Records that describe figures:
==*==

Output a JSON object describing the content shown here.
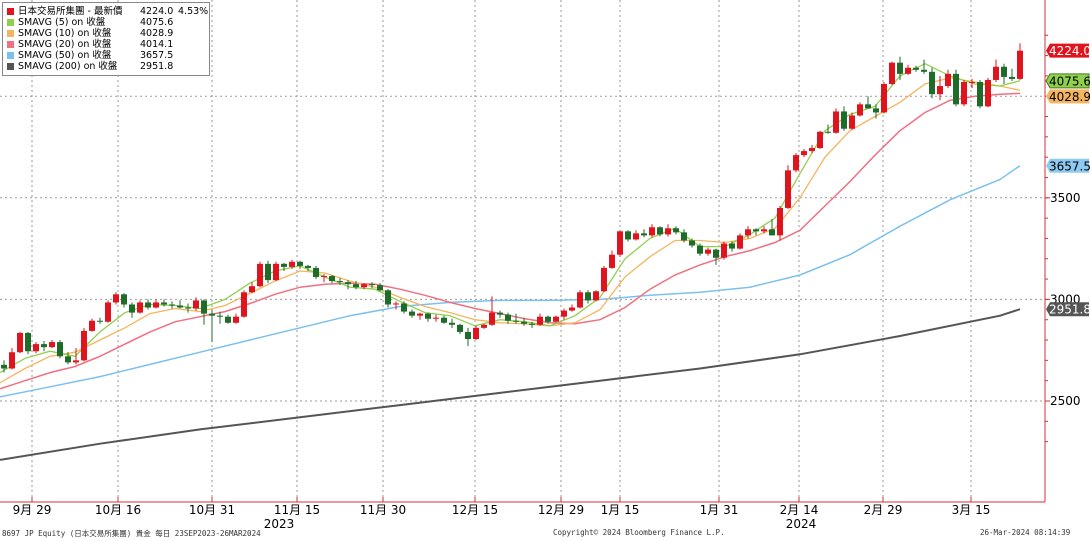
{
  "chart_data": {
    "type": "candlestick",
    "y_axis": {
      "side": "right",
      "ticks": [
        2500,
        3000,
        3500
      ],
      "range": [
        2250,
        4400
      ]
    },
    "x_axis": {
      "labels": [
        "9月 29",
        "10月 16",
        "10月 31",
        "11月 15",
        "11月 30",
        "12月 15",
        "12月 29",
        "1月 15",
        "1月 31",
        "2月 14",
        "2月 29",
        "3月 15"
      ],
      "years": [
        "2023",
        "2024"
      ]
    },
    "grid": true,
    "legend_position": "top-left",
    "legend": [
      {
        "name": "日本交易所集團 - 最新價",
        "value": "4224.0",
        "change": "4.53%",
        "color": "#e0141e"
      },
      {
        "name": "SMAVG (5)  on 收盤",
        "value": "4075.6",
        "color": "#8fd14f"
      },
      {
        "name": "SMAVG (10)  on 收盤",
        "value": "4028.9",
        "color": "#f5b55f"
      },
      {
        "name": "SMAVG (20)  on 收盤",
        "value": "4014.1",
        "color": "#f07080"
      },
      {
        "name": "SMAVG (50)  on 收盤",
        "value": "3657.5",
        "color": "#7cc0ee"
      },
      {
        "name": "SMAVG (200)  on 收盤",
        "value": "2951.8",
        "color": "#555555"
      }
    ],
    "price_tags": [
      {
        "label": "4224.0",
        "value": 4224.0,
        "bg": "#e0141e",
        "fg": "#ffffff"
      },
      {
        "label": "4075.6",
        "value": 4075.6,
        "bg": "#8fd14f",
        "fg": "#000000"
      },
      {
        "label": "4028.9",
        "value": 4028.9,
        "bg": "#f5b55f",
        "fg": "#000000"
      },
      {
        "label": "3657.5",
        "value": 3657.5,
        "bg": "#8fcaf2",
        "fg": "#000000"
      },
      {
        "label": "2951.8",
        "value": 2951.8,
        "bg": "#555555",
        "fg": "#ffffff"
      }
    ],
    "candles": [
      [
        2678,
        2700,
        2640,
        2660
      ],
      [
        2660,
        2760,
        2655,
        2740
      ],
      [
        2740,
        2840,
        2735,
        2835
      ],
      [
        2835,
        2840,
        2730,
        2745
      ],
      [
        2745,
        2790,
        2735,
        2780
      ],
      [
        2780,
        2795,
        2745,
        2765
      ],
      [
        2765,
        2800,
        2760,
        2790
      ],
      [
        2790,
        2800,
        2710,
        2720
      ],
      [
        2720,
        2740,
        2680,
        2690
      ],
      [
        2690,
        2760,
        2680,
        2700
      ],
      [
        2700,
        2860,
        2695,
        2845
      ],
      [
        2845,
        2905,
        2840,
        2895
      ],
      [
        2895,
        2910,
        2880,
        2890
      ],
      [
        2890,
        2995,
        2885,
        2985
      ],
      [
        2985,
        3035,
        2975,
        3025
      ],
      [
        3025,
        3030,
        2960,
        2975
      ],
      [
        2975,
        2985,
        2910,
        2935
      ],
      [
        2935,
        2995,
        2930,
        2985
      ],
      [
        2985,
        3000,
        2950,
        2960
      ],
      [
        2960,
        3000,
        2955,
        2985
      ],
      [
        2985,
        3000,
        2965,
        2975
      ],
      [
        2975,
        2990,
        2955,
        2970
      ],
      [
        2970,
        2995,
        2955,
        2960
      ],
      [
        2960,
        2980,
        2935,
        2955
      ],
      [
        2955,
        3010,
        2945,
        2995
      ],
      [
        2995,
        3000,
        2875,
        2930
      ],
      [
        2930,
        2950,
        2790,
        2920
      ],
      [
        2920,
        2940,
        2880,
        2915
      ],
      [
        2915,
        2925,
        2880,
        2885
      ],
      [
        2885,
        2930,
        2880,
        2915
      ],
      [
        2915,
        3045,
        2910,
        3035
      ],
      [
        3035,
        3085,
        3030,
        3065
      ],
      [
        3065,
        3185,
        3060,
        3175
      ],
      [
        3175,
        3190,
        3080,
        3095
      ],
      [
        3095,
        3185,
        3090,
        3175
      ],
      [
        3175,
        3180,
        3140,
        3160
      ],
      [
        3160,
        3195,
        3150,
        3185
      ],
      [
        3185,
        3190,
        3150,
        3165
      ],
      [
        3165,
        3170,
        3140,
        3155
      ],
      [
        3155,
        3165,
        3100,
        3110
      ],
      [
        3110,
        3125,
        3085,
        3115
      ],
      [
        3115,
        3120,
        3080,
        3090
      ],
      [
        3090,
        3105,
        3070,
        3085
      ],
      [
        3085,
        3095,
        3050,
        3075
      ],
      [
        3075,
        3090,
        3050,
        3060
      ],
      [
        3060,
        3080,
        3050,
        3075
      ],
      [
        3075,
        3085,
        3055,
        3070
      ],
      [
        3070,
        3080,
        3040,
        3045
      ],
      [
        3045,
        3050,
        2960,
        2975
      ],
      [
        2975,
        2990,
        2950,
        2980
      ],
      [
        2980,
        2990,
        2930,
        2940
      ],
      [
        2940,
        2950,
        2910,
        2920
      ],
      [
        2920,
        2935,
        2900,
        2930
      ],
      [
        2930,
        2935,
        2890,
        2905
      ],
      [
        2905,
        2925,
        2890,
        2910
      ],
      [
        2910,
        2920,
        2880,
        2885
      ],
      [
        2885,
        2905,
        2860,
        2875
      ],
      [
        2875,
        2880,
        2830,
        2840
      ],
      [
        2840,
        2860,
        2770,
        2805
      ],
      [
        2805,
        2870,
        2800,
        2860
      ],
      [
        2860,
        2880,
        2855,
        2875
      ],
      [
        2875,
        3015,
        2870,
        2935
      ],
      [
        2935,
        2945,
        2910,
        2925
      ],
      [
        2925,
        2935,
        2880,
        2895
      ],
      [
        2895,
        2930,
        2880,
        2890
      ],
      [
        2890,
        2910,
        2870,
        2880
      ],
      [
        2880,
        2890,
        2860,
        2875
      ],
      [
        2875,
        2930,
        2870,
        2915
      ],
      [
        2915,
        2920,
        2880,
        2890
      ],
      [
        2890,
        2920,
        2885,
        2915
      ],
      [
        2915,
        2955,
        2900,
        2945
      ],
      [
        2945,
        2975,
        2940,
        2960
      ],
      [
        2960,
        3045,
        2955,
        3035
      ],
      [
        3035,
        3045,
        2980,
        2995
      ],
      [
        2995,
        3045,
        2990,
        3040
      ],
      [
        3040,
        3165,
        3035,
        3155
      ],
      [
        3155,
        3240,
        3150,
        3220
      ],
      [
        3220,
        3340,
        3210,
        3335
      ],
      [
        3335,
        3340,
        3285,
        3295
      ],
      [
        3295,
        3340,
        3290,
        3325
      ],
      [
        3325,
        3345,
        3305,
        3315
      ],
      [
        3315,
        3370,
        3305,
        3355
      ],
      [
        3355,
        3360,
        3310,
        3320
      ],
      [
        3320,
        3370,
        3310,
        3350
      ],
      [
        3350,
        3360,
        3320,
        3330
      ],
      [
        3330,
        3345,
        3280,
        3290
      ],
      [
        3290,
        3300,
        3255,
        3265
      ],
      [
        3265,
        3275,
        3215,
        3225
      ],
      [
        3225,
        3255,
        3215,
        3245
      ],
      [
        3245,
        3250,
        3170,
        3205
      ],
      [
        3205,
        3285,
        3195,
        3275
      ],
      [
        3275,
        3285,
        3235,
        3250
      ],
      [
        3250,
        3325,
        3245,
        3315
      ],
      [
        3315,
        3360,
        3300,
        3345
      ],
      [
        3345,
        3350,
        3315,
        3335
      ],
      [
        3335,
        3360,
        3325,
        3345
      ],
      [
        3345,
        3395,
        3335,
        3315
      ],
      [
        3315,
        3460,
        3290,
        3450
      ],
      [
        3450,
        3660,
        3445,
        3635
      ],
      [
        3635,
        3720,
        3625,
        3710
      ],
      [
        3710,
        3740,
        3700,
        3730
      ],
      [
        3730,
        3760,
        3720,
        3745
      ],
      [
        3745,
        3830,
        3740,
        3825
      ],
      [
        3825,
        3860,
        3815,
        3820
      ],
      [
        3820,
        3940,
        3815,
        3925
      ],
      [
        3925,
        3950,
        3830,
        3840
      ],
      [
        3840,
        3920,
        3835,
        3905
      ],
      [
        3905,
        3970,
        3900,
        3960
      ],
      [
        3960,
        4000,
        3955,
        3940
      ],
      [
        3940,
        3960,
        3890,
        3920
      ],
      [
        3920,
        4070,
        3915,
        4060
      ],
      [
        4060,
        4170,
        4055,
        4165
      ],
      [
        4165,
        4195,
        4080,
        4110
      ],
      [
        4110,
        4155,
        4105,
        4140
      ],
      [
        4140,
        4150,
        4120,
        4130
      ],
      [
        4130,
        4180,
        4110,
        4120
      ],
      [
        4120,
        4140,
        3990,
        4010
      ],
      [
        4010,
        4100,
        3980,
        4050
      ],
      [
        4050,
        4130,
        4040,
        4110
      ],
      [
        4110,
        4130,
        3950,
        3960
      ],
      [
        3960,
        4080,
        3950,
        4070
      ],
      [
        4070,
        4085,
        4040,
        4070
      ],
      [
        4070,
        4080,
        3940,
        3950
      ],
      [
        3950,
        4090,
        3945,
        4080
      ],
      [
        4080,
        4180,
        4070,
        4145
      ],
      [
        4145,
        4160,
        4060,
        4095
      ],
      [
        4095,
        4135,
        4075,
        4085
      ],
      [
        4085,
        4260,
        4080,
        4224
      ]
    ],
    "sma5": [
      [
        0,
        2640
      ],
      [
        25,
        2710
      ],
      [
        50,
        2745
      ],
      [
        75,
        2720
      ],
      [
        100,
        2840
      ],
      [
        125,
        2935
      ],
      [
        150,
        2975
      ],
      [
        175,
        2970
      ],
      [
        200,
        2955
      ],
      [
        225,
        3000
      ],
      [
        250,
        3080
      ],
      [
        275,
        3140
      ],
      [
        300,
        3165
      ],
      [
        325,
        3110
      ],
      [
        350,
        3060
      ],
      [
        375,
        3050
      ],
      [
        400,
        2990
      ],
      [
        425,
        2935
      ],
      [
        450,
        2920
      ],
      [
        475,
        2870
      ],
      [
        500,
        2900
      ],
      [
        525,
        2890
      ],
      [
        550,
        2870
      ],
      [
        575,
        2920
      ],
      [
        600,
        3010
      ],
      [
        625,
        3200
      ],
      [
        650,
        3300
      ],
      [
        675,
        3350
      ],
      [
        700,
        3260
      ],
      [
        725,
        3260
      ],
      [
        750,
        3320
      ],
      [
        775,
        3400
      ],
      [
        800,
        3620
      ],
      [
        825,
        3830
      ],
      [
        850,
        3910
      ],
      [
        875,
        3950
      ],
      [
        900,
        4100
      ],
      [
        925,
        4160
      ],
      [
        950,
        4100
      ],
      [
        975,
        4060
      ],
      [
        1000,
        4050
      ],
      [
        1020,
        4076
      ]
    ],
    "sma10": [
      [
        0,
        2590
      ],
      [
        25,
        2660
      ],
      [
        50,
        2720
      ],
      [
        75,
        2740
      ],
      [
        100,
        2800
      ],
      [
        125,
        2860
      ],
      [
        150,
        2930
      ],
      [
        175,
        2955
      ],
      [
        200,
        2940
      ],
      [
        225,
        2970
      ],
      [
        250,
        3030
      ],
      [
        275,
        3090
      ],
      [
        300,
        3140
      ],
      [
        325,
        3130
      ],
      [
        350,
        3090
      ],
      [
        375,
        3060
      ],
      [
        400,
        3010
      ],
      [
        425,
        2965
      ],
      [
        450,
        2935
      ],
      [
        475,
        2900
      ],
      [
        500,
        2885
      ],
      [
        525,
        2880
      ],
      [
        550,
        2870
      ],
      [
        575,
        2885
      ],
      [
        600,
        2950
      ],
      [
        625,
        3110
      ],
      [
        650,
        3210
      ],
      [
        675,
        3290
      ],
      [
        700,
        3290
      ],
      [
        725,
        3280
      ],
      [
        750,
        3300
      ],
      [
        775,
        3350
      ],
      [
        800,
        3500
      ],
      [
        825,
        3700
      ],
      [
        850,
        3830
      ],
      [
        875,
        3900
      ],
      [
        900,
        3970
      ],
      [
        925,
        4060
      ],
      [
        950,
        4090
      ],
      [
        975,
        4070
      ],
      [
        1000,
        4050
      ],
      [
        1020,
        4029
      ]
    ],
    "sma20": [
      [
        0,
        2560
      ],
      [
        25,
        2600
      ],
      [
        50,
        2640
      ],
      [
        75,
        2670
      ],
      [
        100,
        2720
      ],
      [
        125,
        2780
      ],
      [
        150,
        2840
      ],
      [
        175,
        2890
      ],
      [
        200,
        2915
      ],
      [
        225,
        2940
      ],
      [
        250,
        2980
      ],
      [
        275,
        3025
      ],
      [
        300,
        3060
      ],
      [
        325,
        3075
      ],
      [
        350,
        3080
      ],
      [
        375,
        3075
      ],
      [
        400,
        3050
      ],
      [
        425,
        3020
      ],
      [
        450,
        2985
      ],
      [
        475,
        2955
      ],
      [
        500,
        2930
      ],
      [
        525,
        2905
      ],
      [
        550,
        2885
      ],
      [
        575,
        2880
      ],
      [
        600,
        2900
      ],
      [
        625,
        2960
      ],
      [
        650,
        3050
      ],
      [
        675,
        3120
      ],
      [
        700,
        3170
      ],
      [
        725,
        3210
      ],
      [
        750,
        3240
      ],
      [
        775,
        3280
      ],
      [
        800,
        3340
      ],
      [
        825,
        3460
      ],
      [
        850,
        3580
      ],
      [
        875,
        3710
      ],
      [
        900,
        3830
      ],
      [
        925,
        3920
      ],
      [
        950,
        3980
      ],
      [
        975,
        4000
      ],
      [
        1000,
        4010
      ],
      [
        1020,
        4014
      ]
    ],
    "sma50": [
      [
        0,
        2520
      ],
      [
        50,
        2570
      ],
      [
        100,
        2620
      ],
      [
        150,
        2680
      ],
      [
        200,
        2740
      ],
      [
        250,
        2800
      ],
      [
        300,
        2860
      ],
      [
        350,
        2920
      ],
      [
        400,
        2965
      ],
      [
        450,
        2985
      ],
      [
        500,
        2995
      ],
      [
        550,
        2995
      ],
      [
        600,
        3000
      ],
      [
        650,
        3020
      ],
      [
        700,
        3035
      ],
      [
        750,
        3060
      ],
      [
        800,
        3120
      ],
      [
        850,
        3220
      ],
      [
        900,
        3360
      ],
      [
        950,
        3490
      ],
      [
        1000,
        3590
      ],
      [
        1020,
        3658
      ]
    ],
    "sma200": [
      [
        0,
        2210
      ],
      [
        100,
        2290
      ],
      [
        200,
        2360
      ],
      [
        300,
        2420
      ],
      [
        400,
        2480
      ],
      [
        500,
        2540
      ],
      [
        600,
        2600
      ],
      [
        700,
        2660
      ],
      [
        800,
        2730
      ],
      [
        900,
        2820
      ],
      [
        1000,
        2920
      ],
      [
        1020,
        2952
      ]
    ]
  },
  "footer": {
    "left": "8697 JP Equity (日本交易所集團) 貴金  每日 23SEP2023-26MAR2024",
    "center": "Copyright© 2024 Bloomberg Finance L.P.",
    "right": "26-Mar-2024 08:14:39"
  }
}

==*==

→ Required task: Collect every line from the records above that contains the word "color".

→ Response to the exercise:
        "color": "#e0141e"
        "color": "#8fd14f"
        "color": "#f5b55f"
        "color": "#f07080"
        "color": "#7cc0ee"
        "color": "#555555"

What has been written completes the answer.